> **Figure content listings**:
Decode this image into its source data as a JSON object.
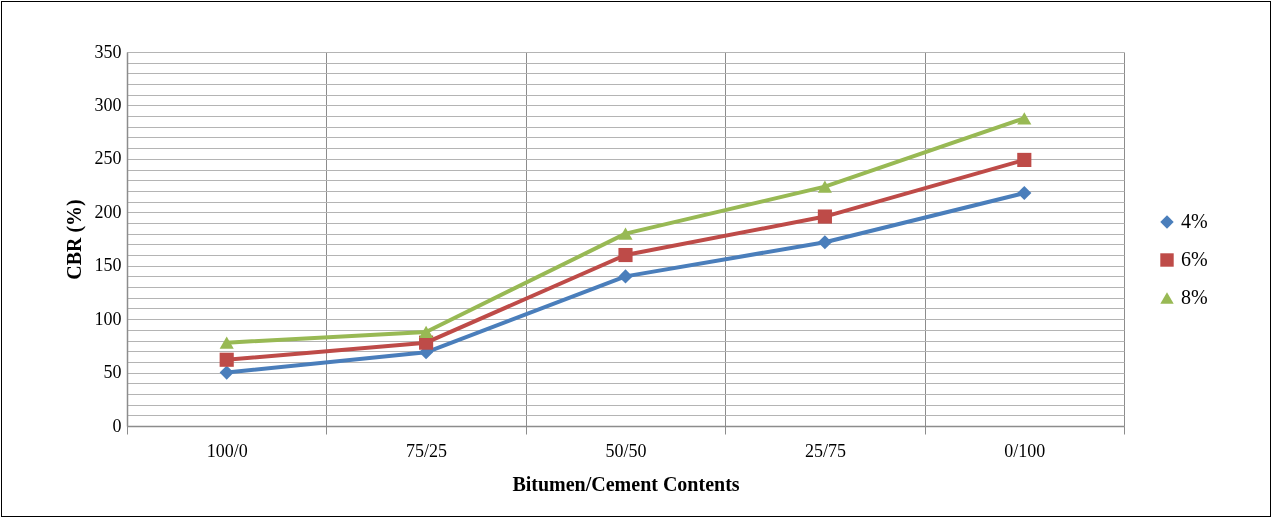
{
  "chart_data": {
    "type": "line",
    "xlabel": "Bitumen/Cement Contents",
    "ylabel": "CBR (%)",
    "categories": [
      "100/0",
      "75/25",
      "50/50",
      "25/75",
      "0/100"
    ],
    "series": [
      {
        "name": "4%",
        "color": "#4a7ebb",
        "marker": "diamond",
        "values": [
          50,
          69,
          140,
          172,
          218
        ]
      },
      {
        "name": "6%",
        "color": "#be4b48",
        "marker": "square",
        "values": [
          62,
          78,
          160,
          196,
          249
        ]
      },
      {
        "name": "8%",
        "color": "#98b954",
        "marker": "triangle",
        "values": [
          78,
          88,
          180,
          224,
          288
        ]
      }
    ],
    "ylim": [
      0,
      350
    ],
    "yticks": [
      0,
      {
        "value": 10,
        "label": null
      },
      {
        "value": 20,
        "label": null
      },
      {
        "value": 30,
        "label": null
      },
      {
        "value": 40,
        "label": null
      },
      50,
      {
        "value": 60,
        "label": null
      },
      {
        "value": 70,
        "label": null
      },
      {
        "value": 80,
        "label": null
      },
      {
        "value": 90,
        "label": null
      },
      100,
      {
        "value": 110,
        "label": null
      },
      {
        "value": 120,
        "label": null
      },
      {
        "value": 130,
        "label": null
      },
      {
        "value": 140,
        "label": null
      },
      150,
      {
        "value": 160,
        "label": null
      },
      {
        "value": 170,
        "label": null
      },
      {
        "value": 180,
        "label": null
      },
      {
        "value": 190,
        "label": null
      },
      200,
      {
        "value": 210,
        "label": null
      },
      {
        "value": 220,
        "label": null
      },
      {
        "value": 230,
        "label": null
      },
      {
        "value": 240,
        "label": null
      },
      250,
      {
        "value": 260,
        "label": null
      },
      {
        "value": 270,
        "label": null
      },
      {
        "value": 280,
        "label": null
      },
      {
        "value": 290,
        "label": null
      },
      300,
      {
        "value": 310,
        "label": null
      },
      {
        "value": 320,
        "label": null
      },
      {
        "value": 330,
        "label": null
      },
      {
        "value": 340,
        "label": null
      },
      350
    ],
    "grid": true,
    "legend": "right",
    "line_style": "solid"
  }
}
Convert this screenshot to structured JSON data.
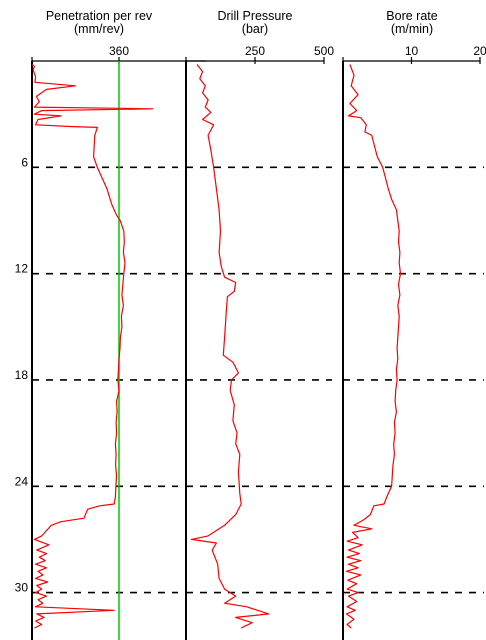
{
  "chart_data": {
    "type": "line",
    "y_axis": {
      "ylim": [
        0,
        35
      ],
      "inverted": true,
      "tick_labels": [
        "6",
        "12",
        "18",
        "24",
        "30"
      ],
      "ticks": [
        6,
        12,
        18,
        24,
        30
      ]
    },
    "grid": "dashed horizontal lines at labelled depths",
    "line_color": "#ff0000",
    "reference_color": "#00cc00",
    "panels": [
      {
        "id": "penetration",
        "title_lines": [
          "Penetration per rev",
          "(mm/rev)"
        ],
        "xlim": [
          0,
          720
        ],
        "ticks": [
          0,
          360
        ],
        "tick_labels": [
          "",
          "360"
        ],
        "reference_line": 360,
        "series": [
          {
            "points": [
              [
                0,
                0.2
              ],
              [
                10,
                0.3
              ],
              [
                5,
                0.5
              ],
              [
                15,
                0.9
              ],
              [
                12,
                1.2
              ],
              [
                180,
                1.4
              ],
              [
                60,
                1.6
              ],
              [
                18,
                2.0
              ],
              [
                30,
                2.3
              ],
              [
                10,
                2.6
              ],
              [
                500,
                2.7
              ],
              [
                40,
                2.8
              ],
              [
                10,
                3.0
              ],
              [
                120,
                3.1
              ],
              [
                25,
                3.3
              ],
              [
                15,
                3.6
              ],
              [
                170,
                3.7
              ],
              [
                270,
                3.75
              ],
              [
                260,
                4.2
              ],
              [
                255,
                5.4
              ],
              [
                270,
                6.0
              ],
              [
                290,
                6.6
              ],
              [
                310,
                7.2
              ],
              [
                330,
                8.1
              ],
              [
                350,
                8.7
              ],
              [
                365,
                9.0
              ],
              [
                380,
                9.6
              ],
              [
                382,
                10.2
              ],
              [
                378,
                10.8
              ],
              [
                385,
                11.4
              ],
              [
                380,
                12.0
              ],
              [
                376,
                12.6
              ],
              [
                372,
                13.2
              ],
              [
                378,
                13.8
              ],
              [
                370,
                14.4
              ],
              [
                372,
                15.0
              ],
              [
                366,
                15.6
              ],
              [
                364,
                16.2
              ],
              [
                360,
                16.8
              ],
              [
                358,
                17.4
              ],
              [
                355,
                18.0
              ],
              [
                360,
                18.6
              ],
              [
                350,
                19.2
              ],
              [
                352,
                19.8
              ],
              [
                348,
                20.4
              ],
              [
                350,
                21.0
              ],
              [
                345,
                21.6
              ],
              [
                348,
                22.2
              ],
              [
                346,
                22.8
              ],
              [
                350,
                23.4
              ],
              [
                347,
                24.0
              ],
              [
                345,
                24.6
              ],
              [
                340,
                25.0
              ],
              [
                280,
                25.1
              ],
              [
                230,
                25.3
              ],
              [
                215,
                25.8
              ],
              [
                120,
                26.0
              ],
              [
                80,
                26.2
              ],
              [
                60,
                26.5
              ],
              [
                40,
                26.8
              ],
              [
                10,
                27.0
              ],
              [
                70,
                27.3
              ],
              [
                20,
                27.6
              ],
              [
                60,
                27.8
              ],
              [
                30,
                28.0
              ],
              [
                55,
                28.2
              ],
              [
                15,
                28.4
              ],
              [
                60,
                28.6
              ],
              [
                25,
                28.8
              ],
              [
                45,
                29.0
              ],
              [
                15,
                29.2
              ],
              [
                65,
                29.4
              ],
              [
                20,
                29.6
              ],
              [
                40,
                29.8
              ],
              [
                15,
                30.0
              ],
              [
                60,
                30.2
              ],
              [
                25,
                30.4
              ],
              [
                45,
                30.6
              ],
              [
                15,
                30.8
              ],
              [
                340,
                31.0
              ],
              [
                20,
                31.2
              ],
              [
                50,
                31.4
              ],
              [
                15,
                31.6
              ],
              [
                40,
                31.8
              ],
              [
                10,
                32.0
              ]
            ]
          }
        ]
      },
      {
        "id": "pressure",
        "title_lines": [
          "Drill Pressure",
          "(bar)"
        ],
        "xlim": [
          0,
          500
        ],
        "ticks": [
          0,
          250,
          500
        ],
        "tick_labels": [
          "",
          "250",
          "500"
        ],
        "series": [
          {
            "points": [
              [
                40,
                0.2
              ],
              [
                60,
                0.6
              ],
              [
                50,
                1.0
              ],
              [
                70,
                1.4
              ],
              [
                60,
                1.8
              ],
              [
                80,
                2.2
              ],
              [
                70,
                2.6
              ],
              [
                90,
                2.9
              ],
              [
                60,
                3.3
              ],
              [
                100,
                3.6
              ],
              [
                80,
                4.2
              ],
              [
                90,
                5.0
              ],
              [
                100,
                6.0
              ],
              [
                110,
                7.2
              ],
              [
                120,
                8.4
              ],
              [
                125,
                9.6
              ],
              [
                120,
                10.8
              ],
              [
                128,
                11.6
              ],
              [
                140,
                12.2
              ],
              [
                180,
                12.5
              ],
              [
                175,
                13.0
              ],
              [
                150,
                13.3
              ],
              [
                145,
                14.4
              ],
              [
                140,
                15.6
              ],
              [
                135,
                16.6
              ],
              [
                170,
                17.0
              ],
              [
                190,
                17.6
              ],
              [
                165,
                18.0
              ],
              [
                160,
                18.6
              ],
              [
                175,
                19.4
              ],
              [
                170,
                20.3
              ],
              [
                185,
                21.0
              ],
              [
                180,
                21.6
              ],
              [
                195,
                22.2
              ],
              [
                190,
                23.2
              ],
              [
                195,
                24.4
              ],
              [
                200,
                25.0
              ],
              [
                180,
                25.6
              ],
              [
                140,
                26.2
              ],
              [
                80,
                26.8
              ],
              [
                20,
                27.0
              ],
              [
                110,
                27.2
              ],
              [
                95,
                27.6
              ],
              [
                115,
                28.4
              ],
              [
                120,
                29.2
              ],
              [
                140,
                29.8
              ],
              [
                180,
                30.2
              ],
              [
                140,
                30.6
              ],
              [
                220,
                30.8
              ],
              [
                300,
                31.2
              ],
              [
                180,
                31.4
              ],
              [
                240,
                31.7
              ],
              [
                200,
                32.0
              ]
            ]
          }
        ]
      },
      {
        "id": "borerate",
        "title_lines": [
          "Bore rate",
          "(m/min)"
        ],
        "xlim": [
          0,
          20
        ],
        "ticks": [
          0,
          10,
          20
        ],
        "tick_labels": [
          "",
          "10",
          "20"
        ],
        "series": [
          {
            "points": [
              [
                1,
                0.2
              ],
              [
                1.6,
                0.8
              ],
              [
                1.2,
                1.4
              ],
              [
                2.2,
                1.9
              ],
              [
                1.0,
                2.4
              ],
              [
                2.0,
                2.8
              ],
              [
                0.8,
                3.1
              ],
              [
                2.6,
                3.2
              ],
              [
                3.4,
                3.6
              ],
              [
                3.2,
                4.0
              ],
              [
                4.2,
                4.2
              ],
              [
                4.6,
                4.8
              ],
              [
                5.0,
                5.4
              ],
              [
                5.8,
                6.0
              ],
              [
                6.2,
                6.6
              ],
              [
                6.6,
                7.2
              ],
              [
                7.1,
                7.8
              ],
              [
                7.8,
                8.4
              ],
              [
                8.0,
                9.0
              ],
              [
                8.2,
                9.6
              ],
              [
                8.1,
                10.2
              ],
              [
                8.3,
                10.8
              ],
              [
                8.2,
                11.4
              ],
              [
                8.4,
                12.0
              ],
              [
                8.1,
                12.6
              ],
              [
                8.3,
                13.2
              ],
              [
                8.0,
                13.8
              ],
              [
                8.2,
                14.4
              ],
              [
                8.1,
                15.0
              ],
              [
                8.0,
                15.6
              ],
              [
                7.9,
                16.2
              ],
              [
                8.0,
                16.8
              ],
              [
                7.8,
                17.4
              ],
              [
                7.9,
                18.0
              ],
              [
                7.7,
                18.6
              ],
              [
                7.6,
                19.2
              ],
              [
                7.8,
                19.8
              ],
              [
                7.5,
                20.4
              ],
              [
                7.6,
                21.0
              ],
              [
                7.4,
                21.6
              ],
              [
                7.5,
                22.2
              ],
              [
                7.3,
                22.8
              ],
              [
                7.2,
                23.4
              ],
              [
                7.1,
                24.0
              ],
              [
                6.4,
                24.6
              ],
              [
                6.0,
                25.0
              ],
              [
                4.5,
                25.1
              ],
              [
                4.0,
                25.6
              ],
              [
                3.0,
                25.9
              ],
              [
                1.6,
                26.2
              ],
              [
                4.2,
                26.4
              ],
              [
                1.4,
                26.6
              ],
              [
                2.2,
                26.9
              ],
              [
                0.6,
                27.1
              ],
              [
                2.8,
                27.3
              ],
              [
                0.8,
                27.6
              ],
              [
                2.4,
                27.8
              ],
              [
                0.6,
                28.0
              ],
              [
                2.6,
                28.2
              ],
              [
                0.8,
                28.4
              ],
              [
                2.2,
                28.6
              ],
              [
                0.5,
                28.8
              ],
              [
                2.6,
                29.0
              ],
              [
                0.7,
                29.3
              ],
              [
                2.0,
                29.5
              ],
              [
                0.6,
                29.8
              ],
              [
                2.2,
                30.0
              ],
              [
                0.8,
                30.2
              ],
              [
                2.0,
                30.5
              ],
              [
                0.6,
                30.8
              ],
              [
                1.8,
                31.0
              ],
              [
                0.5,
                31.2
              ],
              [
                1.6,
                31.5
              ],
              [
                0.6,
                31.8
              ],
              [
                1.2,
                32.0
              ]
            ]
          }
        ]
      }
    ]
  }
}
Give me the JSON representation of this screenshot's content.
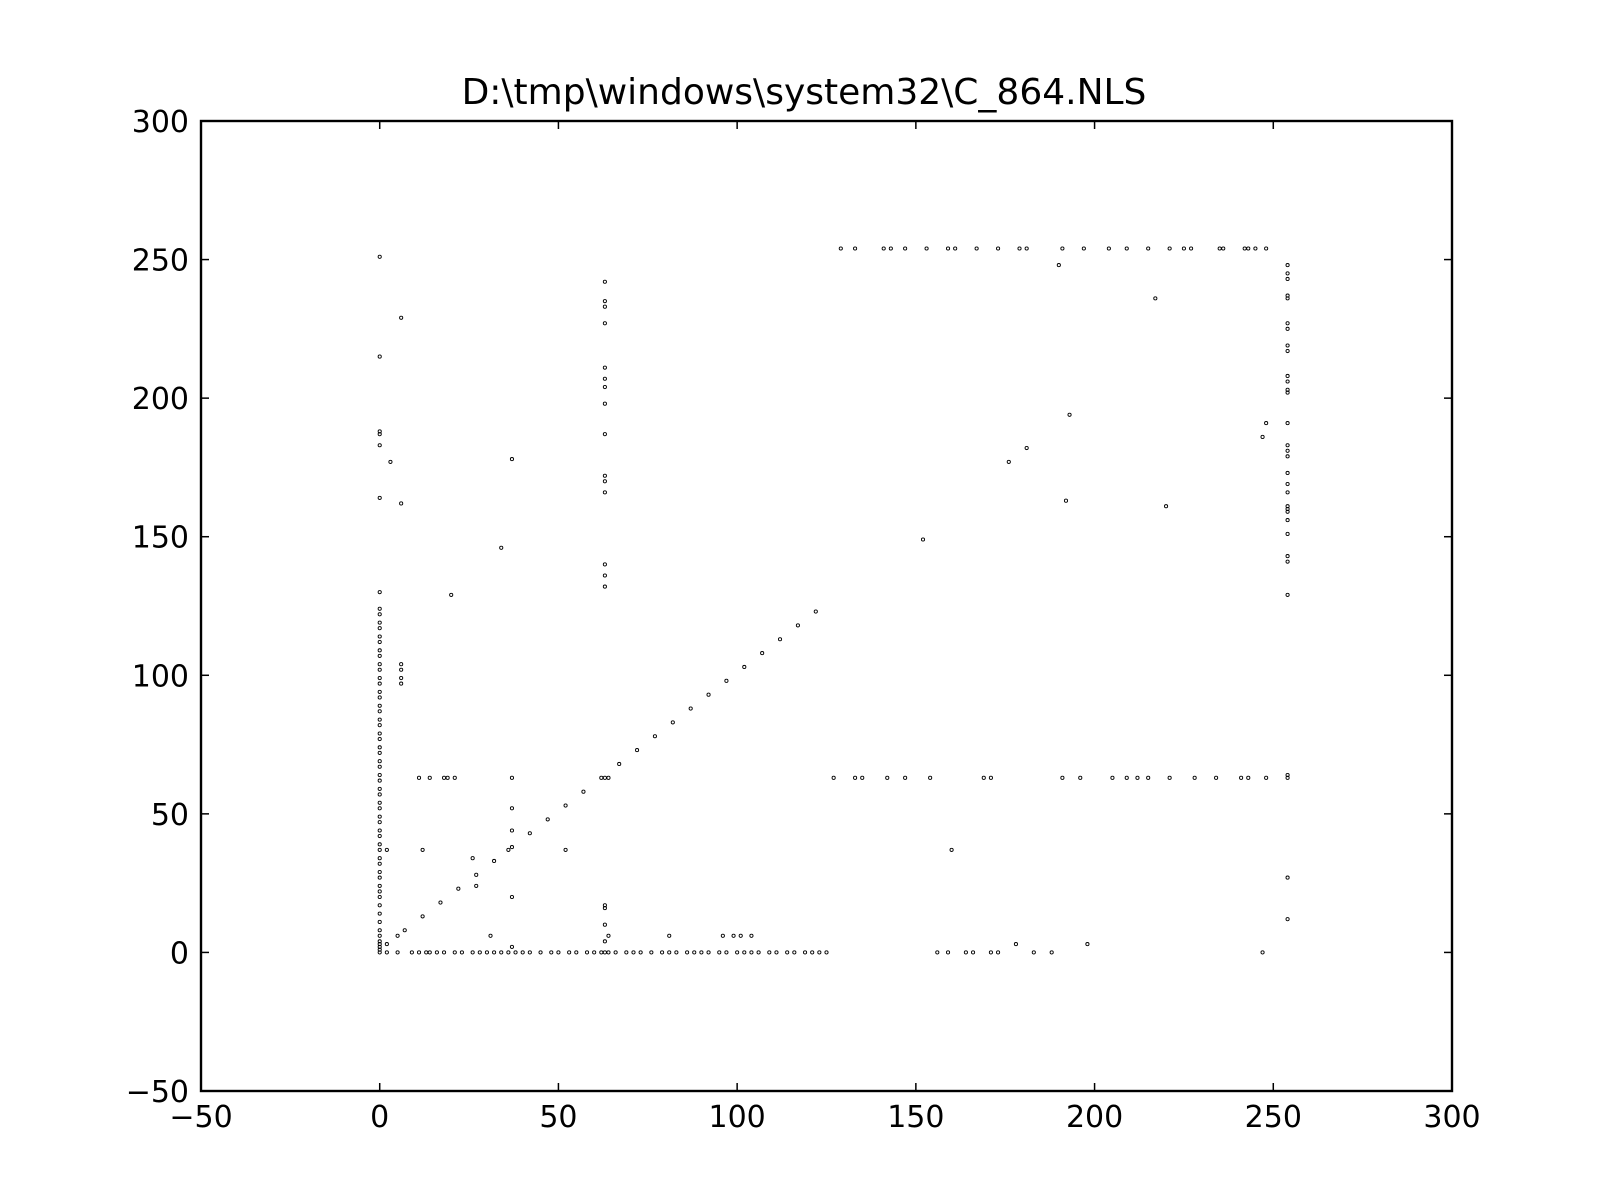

> **Job**: Go through the records and pull out each line that includes the word "JSON".

> **Result below**:
Decode this image into its source data as a JSON object.
Convert this screenshot to structured JSON data.
Give me the JSON representation of this screenshot's content.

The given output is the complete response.